→ Task brief
Search the records for the word "御野場柔道スポーツ少年団" and pick out every line that has it.

→ Supplied material
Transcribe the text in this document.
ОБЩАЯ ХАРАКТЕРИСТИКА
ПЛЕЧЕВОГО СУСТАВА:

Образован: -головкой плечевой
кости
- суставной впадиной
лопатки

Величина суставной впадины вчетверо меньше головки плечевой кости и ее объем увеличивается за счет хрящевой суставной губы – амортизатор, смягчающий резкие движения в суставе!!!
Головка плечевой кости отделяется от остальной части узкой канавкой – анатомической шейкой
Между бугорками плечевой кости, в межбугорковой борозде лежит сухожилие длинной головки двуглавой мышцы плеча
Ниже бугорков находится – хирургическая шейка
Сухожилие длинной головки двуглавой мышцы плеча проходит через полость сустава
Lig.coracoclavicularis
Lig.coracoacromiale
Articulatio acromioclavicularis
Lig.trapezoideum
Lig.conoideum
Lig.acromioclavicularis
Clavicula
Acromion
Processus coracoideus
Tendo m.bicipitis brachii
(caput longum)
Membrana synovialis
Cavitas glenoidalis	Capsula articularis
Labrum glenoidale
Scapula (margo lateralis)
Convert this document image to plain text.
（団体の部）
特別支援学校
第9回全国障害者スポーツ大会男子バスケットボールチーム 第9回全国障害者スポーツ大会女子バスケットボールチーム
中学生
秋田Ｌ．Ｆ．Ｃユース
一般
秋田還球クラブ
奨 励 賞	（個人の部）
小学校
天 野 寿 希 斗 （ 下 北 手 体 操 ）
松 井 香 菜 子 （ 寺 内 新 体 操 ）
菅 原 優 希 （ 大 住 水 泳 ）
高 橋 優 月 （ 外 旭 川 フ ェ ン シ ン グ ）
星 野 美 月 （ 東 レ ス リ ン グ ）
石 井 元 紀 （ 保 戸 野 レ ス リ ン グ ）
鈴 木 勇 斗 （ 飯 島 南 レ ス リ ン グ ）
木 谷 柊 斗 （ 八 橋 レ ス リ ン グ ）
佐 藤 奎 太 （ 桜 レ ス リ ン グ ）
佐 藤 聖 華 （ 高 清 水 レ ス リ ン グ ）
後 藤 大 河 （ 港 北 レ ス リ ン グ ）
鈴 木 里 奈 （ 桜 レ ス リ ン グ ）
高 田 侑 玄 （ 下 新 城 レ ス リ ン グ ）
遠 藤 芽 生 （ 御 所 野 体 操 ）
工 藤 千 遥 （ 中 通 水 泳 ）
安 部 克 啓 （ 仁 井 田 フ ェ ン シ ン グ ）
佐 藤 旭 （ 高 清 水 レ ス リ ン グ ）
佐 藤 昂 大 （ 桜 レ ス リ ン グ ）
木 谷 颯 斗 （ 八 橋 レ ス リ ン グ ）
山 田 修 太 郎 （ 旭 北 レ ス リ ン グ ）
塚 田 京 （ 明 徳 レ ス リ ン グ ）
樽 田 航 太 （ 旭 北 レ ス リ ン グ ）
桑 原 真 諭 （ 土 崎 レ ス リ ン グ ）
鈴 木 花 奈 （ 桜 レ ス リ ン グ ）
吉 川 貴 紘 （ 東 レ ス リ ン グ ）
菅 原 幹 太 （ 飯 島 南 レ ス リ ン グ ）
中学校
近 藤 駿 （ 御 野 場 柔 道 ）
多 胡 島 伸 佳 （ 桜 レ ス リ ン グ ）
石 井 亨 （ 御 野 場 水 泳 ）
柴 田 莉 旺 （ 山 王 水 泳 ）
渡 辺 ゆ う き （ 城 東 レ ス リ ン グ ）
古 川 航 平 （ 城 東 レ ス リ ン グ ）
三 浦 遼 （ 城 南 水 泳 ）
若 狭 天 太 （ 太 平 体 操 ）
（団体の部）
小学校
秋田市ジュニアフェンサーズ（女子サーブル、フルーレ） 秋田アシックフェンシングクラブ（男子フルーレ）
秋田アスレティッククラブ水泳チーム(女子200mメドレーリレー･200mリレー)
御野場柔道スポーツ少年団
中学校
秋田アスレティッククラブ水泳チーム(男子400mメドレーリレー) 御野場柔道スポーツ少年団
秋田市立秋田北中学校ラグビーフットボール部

→ Answer below
御野場柔道スポーツ少年団
秋田アスレティッククラブ水泳チーム(男子400mメドレーリレー) 御野場柔道スポーツ少年団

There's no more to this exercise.